*** SOURCE PASSAGE
Run, baby, run. It's
you. You've always
been the one. I try in
vain to catch up to have
a little fun.
Boom. There was no winding down. We were watching a reporter live on a hotel rooftop in Kyiv. He was talking about the speech that Vladimir Putin had just given. And in... the... middle... of a sentence.... BOOM. Explosions. It was Bernard Shaw in Baghdad all over again. I had fitful nights of sleep then and I have it again today.
I want you to
lighten up. It's just
bombs dropping on people's
heads five thousand miles
down the highway.
Every time I time
I turn around
someone's saying something that
doesn't make any sense.
So where's Waldo?
Producer Lucie from south of Dublin will be walking into the studios any second. She'll be surprised to see me here banging away on a keyboard. In the history of us doing the morning show together, I'm pretty sure I never arrived before her. The typical modus operandi is Lucie turns on all the lights, puts graphics on all of the TVs, adjusts the robotic cameras, turns on a half dozen computers and tests all the microphones.
******
*** EXTRACTED ENTRIES
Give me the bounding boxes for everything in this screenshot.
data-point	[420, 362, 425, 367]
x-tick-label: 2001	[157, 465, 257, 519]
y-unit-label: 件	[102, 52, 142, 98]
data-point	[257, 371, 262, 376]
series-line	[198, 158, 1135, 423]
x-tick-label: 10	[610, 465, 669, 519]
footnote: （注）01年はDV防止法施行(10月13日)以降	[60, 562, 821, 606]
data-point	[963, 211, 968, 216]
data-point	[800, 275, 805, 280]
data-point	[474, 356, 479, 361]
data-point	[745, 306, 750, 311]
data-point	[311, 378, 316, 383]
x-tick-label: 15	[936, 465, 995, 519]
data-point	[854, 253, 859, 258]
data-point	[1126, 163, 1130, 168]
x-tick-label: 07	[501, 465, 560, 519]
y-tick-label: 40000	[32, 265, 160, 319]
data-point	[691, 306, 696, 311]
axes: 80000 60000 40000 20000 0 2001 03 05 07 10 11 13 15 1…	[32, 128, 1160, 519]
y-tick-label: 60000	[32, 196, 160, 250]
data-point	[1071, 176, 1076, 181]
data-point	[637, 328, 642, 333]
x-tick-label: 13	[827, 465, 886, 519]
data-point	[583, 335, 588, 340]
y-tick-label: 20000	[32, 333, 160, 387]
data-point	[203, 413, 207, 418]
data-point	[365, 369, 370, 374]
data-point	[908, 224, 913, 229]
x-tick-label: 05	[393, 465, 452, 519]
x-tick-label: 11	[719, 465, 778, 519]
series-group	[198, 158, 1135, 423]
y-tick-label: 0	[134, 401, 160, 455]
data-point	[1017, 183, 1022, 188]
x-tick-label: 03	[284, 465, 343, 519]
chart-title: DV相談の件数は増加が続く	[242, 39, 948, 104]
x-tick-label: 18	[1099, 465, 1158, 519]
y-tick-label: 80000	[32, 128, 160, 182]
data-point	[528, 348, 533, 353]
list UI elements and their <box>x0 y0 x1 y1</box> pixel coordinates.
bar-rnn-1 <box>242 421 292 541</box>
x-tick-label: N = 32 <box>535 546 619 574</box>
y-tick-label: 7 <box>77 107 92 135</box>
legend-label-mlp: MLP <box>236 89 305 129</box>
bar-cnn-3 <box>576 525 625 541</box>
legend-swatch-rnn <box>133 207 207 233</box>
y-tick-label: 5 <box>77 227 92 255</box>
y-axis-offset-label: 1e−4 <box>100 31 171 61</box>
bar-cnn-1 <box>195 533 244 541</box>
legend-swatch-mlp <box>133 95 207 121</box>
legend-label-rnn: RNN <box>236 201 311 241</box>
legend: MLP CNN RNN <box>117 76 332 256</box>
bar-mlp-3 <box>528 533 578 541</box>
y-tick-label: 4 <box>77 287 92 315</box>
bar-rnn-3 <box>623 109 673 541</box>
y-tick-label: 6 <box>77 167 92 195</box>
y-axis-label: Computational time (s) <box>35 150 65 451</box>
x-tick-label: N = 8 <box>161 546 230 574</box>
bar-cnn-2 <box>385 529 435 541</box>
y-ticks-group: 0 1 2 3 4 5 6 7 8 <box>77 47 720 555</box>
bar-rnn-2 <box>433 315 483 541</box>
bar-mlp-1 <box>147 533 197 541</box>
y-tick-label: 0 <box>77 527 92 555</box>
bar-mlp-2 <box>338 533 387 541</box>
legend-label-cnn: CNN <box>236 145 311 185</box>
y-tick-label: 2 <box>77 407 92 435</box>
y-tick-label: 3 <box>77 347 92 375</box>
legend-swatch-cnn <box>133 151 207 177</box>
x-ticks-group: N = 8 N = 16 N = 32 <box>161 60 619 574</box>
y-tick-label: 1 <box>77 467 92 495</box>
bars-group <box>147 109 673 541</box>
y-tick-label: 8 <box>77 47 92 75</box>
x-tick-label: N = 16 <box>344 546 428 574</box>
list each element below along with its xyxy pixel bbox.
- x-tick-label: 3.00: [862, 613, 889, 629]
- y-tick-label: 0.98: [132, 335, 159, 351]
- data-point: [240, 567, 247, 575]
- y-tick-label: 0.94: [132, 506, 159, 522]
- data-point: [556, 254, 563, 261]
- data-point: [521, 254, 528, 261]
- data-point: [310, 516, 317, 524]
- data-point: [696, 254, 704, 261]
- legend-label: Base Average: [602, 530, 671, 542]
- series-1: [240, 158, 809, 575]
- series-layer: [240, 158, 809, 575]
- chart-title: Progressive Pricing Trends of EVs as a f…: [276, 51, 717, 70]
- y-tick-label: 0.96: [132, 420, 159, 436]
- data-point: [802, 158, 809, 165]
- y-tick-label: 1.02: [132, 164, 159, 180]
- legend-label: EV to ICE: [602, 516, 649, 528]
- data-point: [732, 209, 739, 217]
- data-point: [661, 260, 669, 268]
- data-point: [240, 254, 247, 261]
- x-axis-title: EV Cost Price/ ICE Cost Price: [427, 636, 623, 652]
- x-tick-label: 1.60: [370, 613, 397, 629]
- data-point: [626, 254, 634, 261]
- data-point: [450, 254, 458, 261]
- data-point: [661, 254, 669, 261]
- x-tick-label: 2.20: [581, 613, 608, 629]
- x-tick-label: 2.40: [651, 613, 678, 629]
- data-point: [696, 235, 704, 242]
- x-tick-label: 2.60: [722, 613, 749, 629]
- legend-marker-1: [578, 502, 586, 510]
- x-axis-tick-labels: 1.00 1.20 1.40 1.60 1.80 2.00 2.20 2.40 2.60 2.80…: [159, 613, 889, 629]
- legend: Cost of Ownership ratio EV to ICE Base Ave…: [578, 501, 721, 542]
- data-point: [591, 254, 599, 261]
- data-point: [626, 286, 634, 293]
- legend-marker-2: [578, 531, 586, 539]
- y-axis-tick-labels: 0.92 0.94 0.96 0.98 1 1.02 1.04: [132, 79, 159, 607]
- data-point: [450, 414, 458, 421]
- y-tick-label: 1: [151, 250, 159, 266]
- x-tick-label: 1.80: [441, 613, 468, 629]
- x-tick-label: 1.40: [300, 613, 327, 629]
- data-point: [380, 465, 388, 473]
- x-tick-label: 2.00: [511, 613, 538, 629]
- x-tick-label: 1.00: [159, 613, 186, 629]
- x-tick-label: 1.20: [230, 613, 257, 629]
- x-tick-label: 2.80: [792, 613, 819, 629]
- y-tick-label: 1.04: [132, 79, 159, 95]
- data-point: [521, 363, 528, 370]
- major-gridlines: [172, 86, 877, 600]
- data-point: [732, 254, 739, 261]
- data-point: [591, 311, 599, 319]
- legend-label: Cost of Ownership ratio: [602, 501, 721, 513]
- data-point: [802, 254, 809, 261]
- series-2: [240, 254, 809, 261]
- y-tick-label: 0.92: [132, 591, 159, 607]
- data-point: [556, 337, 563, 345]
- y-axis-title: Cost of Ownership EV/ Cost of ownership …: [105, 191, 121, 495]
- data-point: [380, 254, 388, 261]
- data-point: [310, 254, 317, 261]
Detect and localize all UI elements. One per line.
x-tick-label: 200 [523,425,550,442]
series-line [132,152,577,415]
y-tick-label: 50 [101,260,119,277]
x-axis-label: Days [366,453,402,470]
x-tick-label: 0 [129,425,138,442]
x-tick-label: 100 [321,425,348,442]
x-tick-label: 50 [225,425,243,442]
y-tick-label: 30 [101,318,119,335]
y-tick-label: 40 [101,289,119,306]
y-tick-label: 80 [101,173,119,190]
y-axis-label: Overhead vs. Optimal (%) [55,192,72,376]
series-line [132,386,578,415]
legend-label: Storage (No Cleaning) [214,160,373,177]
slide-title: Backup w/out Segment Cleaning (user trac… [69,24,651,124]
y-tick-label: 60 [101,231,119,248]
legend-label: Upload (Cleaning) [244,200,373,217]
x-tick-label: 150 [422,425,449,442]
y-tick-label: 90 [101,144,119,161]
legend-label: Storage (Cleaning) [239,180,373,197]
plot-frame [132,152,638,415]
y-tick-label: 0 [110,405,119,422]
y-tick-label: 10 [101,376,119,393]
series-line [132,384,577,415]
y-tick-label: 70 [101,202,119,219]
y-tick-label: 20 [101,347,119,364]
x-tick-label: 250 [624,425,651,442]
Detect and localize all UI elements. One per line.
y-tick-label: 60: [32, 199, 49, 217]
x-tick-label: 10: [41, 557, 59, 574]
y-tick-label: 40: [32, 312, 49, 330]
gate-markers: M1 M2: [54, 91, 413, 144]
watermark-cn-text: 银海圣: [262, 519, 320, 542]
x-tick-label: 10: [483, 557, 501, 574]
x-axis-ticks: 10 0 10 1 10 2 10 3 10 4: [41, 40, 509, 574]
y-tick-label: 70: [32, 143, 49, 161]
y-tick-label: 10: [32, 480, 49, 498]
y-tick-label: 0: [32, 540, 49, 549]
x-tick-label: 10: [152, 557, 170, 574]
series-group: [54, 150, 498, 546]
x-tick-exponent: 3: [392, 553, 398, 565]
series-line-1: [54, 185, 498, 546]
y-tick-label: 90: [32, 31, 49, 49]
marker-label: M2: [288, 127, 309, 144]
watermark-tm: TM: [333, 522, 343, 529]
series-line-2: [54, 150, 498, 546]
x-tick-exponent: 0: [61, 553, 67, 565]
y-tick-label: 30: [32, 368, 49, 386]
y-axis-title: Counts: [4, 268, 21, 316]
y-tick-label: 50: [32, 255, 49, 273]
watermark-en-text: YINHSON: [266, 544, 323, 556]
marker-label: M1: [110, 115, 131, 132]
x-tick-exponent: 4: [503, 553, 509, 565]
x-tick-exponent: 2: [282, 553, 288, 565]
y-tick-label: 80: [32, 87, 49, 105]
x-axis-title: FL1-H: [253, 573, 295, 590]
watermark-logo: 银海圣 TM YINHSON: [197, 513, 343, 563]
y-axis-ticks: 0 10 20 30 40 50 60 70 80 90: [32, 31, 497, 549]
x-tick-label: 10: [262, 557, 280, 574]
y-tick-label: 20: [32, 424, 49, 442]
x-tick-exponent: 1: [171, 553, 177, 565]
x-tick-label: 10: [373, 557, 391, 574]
******
# ASSIGNMENT 1
Print the passage about the Kyiv explosions, everything from "I want you to" down to "So where's Waldo?".
# ASSIGNMENT 2
Write the next part of the passage about the Kyiv explosions, picking up right after its final sentence.

# RESPONSE 1
I want you to
lighten up. It's just
bombs dropping on people's
heads five thousand miles
down the highway.
Every time I time
I turn around
someone's saying something that
doesn't make any sense.
So where's Waldo?

# RESPONSE 2
Then I walk in five minutes to air, strap a wireless mic on my back, and I start talking.
Blah blah blah blah blah.
Stock market is swooning. Russia's dropping bombs on Ukrainians. There's a new variant of Omicron (haven't you heard?). Inflation? Yes. And don't forget about the division in America.
It's not rosy. But one thing that is always rosy is the spirit of WJOB... because it is good and pure and beautiful. And don't let anyone tell you any differently. Lucie just showed up. She handed me the Times newspaper.
"Is this the first time I beat you here in the morning?"
"No. There's been one or two times. But this is the first time you've actually been sitting down typing and look ready to go on the air."
Yes. I am ready to go on the air. I got up in the middle of the night thinking about bombs.
If you wake up
to go pee and
all you think about is
bombs, forget going back
to sleep. Get up.
That's what I did. I got up, did a headstand, took a shower.. and drove down to the station at three in the morning. I don't why it has made me feel better, but it has. I worry when people start dropping bombs. It keeps me up at night. I stumble to the bathroom, tinkle tinkle tinkle sounds like boom boom boom in my head.
Where there once was
a fast-moving
stream, there now exists the
hint of a dribble... and
tons of worry.
So I came down to my radio stations and streaming video network, turned it on, and started talking. There's the broadcast. If you wake up tonight to go pee and all you think about is bombs, watch it. I like look a wild man of Borneo.